### What the task asks
Look through the records that follow. Copy every line containing the word "count".

### Stored dataset items
━━━━━━━━
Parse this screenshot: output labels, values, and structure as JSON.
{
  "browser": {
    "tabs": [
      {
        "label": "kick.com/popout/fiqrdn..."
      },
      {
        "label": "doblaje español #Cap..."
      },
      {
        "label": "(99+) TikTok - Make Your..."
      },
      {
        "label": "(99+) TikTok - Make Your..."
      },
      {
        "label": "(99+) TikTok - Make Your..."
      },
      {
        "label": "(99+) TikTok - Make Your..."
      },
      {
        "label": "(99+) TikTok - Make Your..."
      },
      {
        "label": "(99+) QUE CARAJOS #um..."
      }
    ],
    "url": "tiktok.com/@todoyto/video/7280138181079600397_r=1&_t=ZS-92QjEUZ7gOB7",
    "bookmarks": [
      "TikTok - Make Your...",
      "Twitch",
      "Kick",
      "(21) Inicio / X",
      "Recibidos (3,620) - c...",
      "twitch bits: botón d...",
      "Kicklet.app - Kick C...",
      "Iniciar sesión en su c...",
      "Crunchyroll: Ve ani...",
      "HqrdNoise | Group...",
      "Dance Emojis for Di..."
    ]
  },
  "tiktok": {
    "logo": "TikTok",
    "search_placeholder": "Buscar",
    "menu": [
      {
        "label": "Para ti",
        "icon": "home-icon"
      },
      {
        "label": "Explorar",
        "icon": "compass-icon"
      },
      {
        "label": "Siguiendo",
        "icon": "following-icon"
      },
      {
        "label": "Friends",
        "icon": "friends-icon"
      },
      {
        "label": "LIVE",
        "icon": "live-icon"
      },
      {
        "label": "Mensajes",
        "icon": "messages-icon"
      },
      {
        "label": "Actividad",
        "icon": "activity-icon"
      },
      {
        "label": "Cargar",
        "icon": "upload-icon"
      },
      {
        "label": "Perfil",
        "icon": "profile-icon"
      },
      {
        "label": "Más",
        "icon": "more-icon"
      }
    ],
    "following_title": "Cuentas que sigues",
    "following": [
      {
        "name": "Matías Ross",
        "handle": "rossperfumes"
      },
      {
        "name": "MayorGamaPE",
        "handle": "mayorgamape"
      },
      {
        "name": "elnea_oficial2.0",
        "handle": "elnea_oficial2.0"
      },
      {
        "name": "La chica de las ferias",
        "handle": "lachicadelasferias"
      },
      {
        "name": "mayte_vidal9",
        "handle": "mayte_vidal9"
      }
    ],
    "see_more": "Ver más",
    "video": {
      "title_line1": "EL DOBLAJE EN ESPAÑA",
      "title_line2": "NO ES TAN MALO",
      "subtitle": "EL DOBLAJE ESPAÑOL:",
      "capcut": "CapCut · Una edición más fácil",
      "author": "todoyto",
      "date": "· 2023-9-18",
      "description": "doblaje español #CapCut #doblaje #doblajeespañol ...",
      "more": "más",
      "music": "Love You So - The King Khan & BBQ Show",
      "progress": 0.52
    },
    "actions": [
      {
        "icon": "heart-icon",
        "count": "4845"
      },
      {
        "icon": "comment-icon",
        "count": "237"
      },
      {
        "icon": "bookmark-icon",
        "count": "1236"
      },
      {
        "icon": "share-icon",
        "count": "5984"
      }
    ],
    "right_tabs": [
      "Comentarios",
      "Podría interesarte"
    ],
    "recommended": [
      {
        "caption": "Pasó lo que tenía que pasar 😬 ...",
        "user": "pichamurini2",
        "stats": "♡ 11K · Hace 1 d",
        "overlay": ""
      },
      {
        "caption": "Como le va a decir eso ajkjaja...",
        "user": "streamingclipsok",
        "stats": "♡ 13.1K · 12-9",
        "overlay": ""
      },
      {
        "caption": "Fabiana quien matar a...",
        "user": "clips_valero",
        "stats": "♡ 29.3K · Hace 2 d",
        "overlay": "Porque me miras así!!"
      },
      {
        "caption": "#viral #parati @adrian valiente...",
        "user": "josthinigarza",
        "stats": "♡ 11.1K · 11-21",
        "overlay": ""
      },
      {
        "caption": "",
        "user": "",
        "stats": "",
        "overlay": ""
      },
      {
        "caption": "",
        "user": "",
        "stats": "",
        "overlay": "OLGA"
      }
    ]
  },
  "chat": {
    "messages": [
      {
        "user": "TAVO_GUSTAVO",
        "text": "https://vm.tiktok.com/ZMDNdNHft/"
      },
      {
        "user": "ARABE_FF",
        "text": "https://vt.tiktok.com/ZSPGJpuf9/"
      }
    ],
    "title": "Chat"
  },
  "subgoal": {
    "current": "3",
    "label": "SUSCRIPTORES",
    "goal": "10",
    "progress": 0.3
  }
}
━━━━━━━━
### Solution to this exercise
        "count": "4845"
        "count": "237"
        "count": "1236"
        "count": "5984"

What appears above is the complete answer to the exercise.